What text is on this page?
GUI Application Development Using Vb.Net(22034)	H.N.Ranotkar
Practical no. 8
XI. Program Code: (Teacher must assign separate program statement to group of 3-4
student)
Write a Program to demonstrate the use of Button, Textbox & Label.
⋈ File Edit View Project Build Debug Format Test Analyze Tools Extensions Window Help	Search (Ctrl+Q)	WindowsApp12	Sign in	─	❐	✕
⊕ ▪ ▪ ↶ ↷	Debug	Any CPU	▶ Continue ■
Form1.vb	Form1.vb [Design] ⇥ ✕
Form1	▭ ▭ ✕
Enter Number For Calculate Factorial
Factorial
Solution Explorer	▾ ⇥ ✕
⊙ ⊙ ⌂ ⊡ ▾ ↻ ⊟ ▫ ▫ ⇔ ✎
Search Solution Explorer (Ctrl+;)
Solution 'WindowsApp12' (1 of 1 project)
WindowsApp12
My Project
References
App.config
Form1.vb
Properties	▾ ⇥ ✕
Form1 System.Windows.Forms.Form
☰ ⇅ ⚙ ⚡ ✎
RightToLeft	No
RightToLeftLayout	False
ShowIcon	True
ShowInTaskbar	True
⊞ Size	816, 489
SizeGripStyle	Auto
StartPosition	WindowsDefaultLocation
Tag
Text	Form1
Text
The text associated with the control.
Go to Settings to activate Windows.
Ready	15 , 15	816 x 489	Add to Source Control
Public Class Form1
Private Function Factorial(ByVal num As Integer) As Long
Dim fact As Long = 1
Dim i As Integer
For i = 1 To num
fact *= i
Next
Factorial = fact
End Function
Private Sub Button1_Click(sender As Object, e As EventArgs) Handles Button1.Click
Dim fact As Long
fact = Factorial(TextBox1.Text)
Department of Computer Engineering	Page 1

+---+

WORK TO DO.
Copy every line above in which the string "Solution" shows up.

CORRECT RESULT.
Solution Explorer	▾ ⇥ ✕
Search Solution Explorer (Ctrl+;)
Solution 'WindowsApp12' (1 of 1 project)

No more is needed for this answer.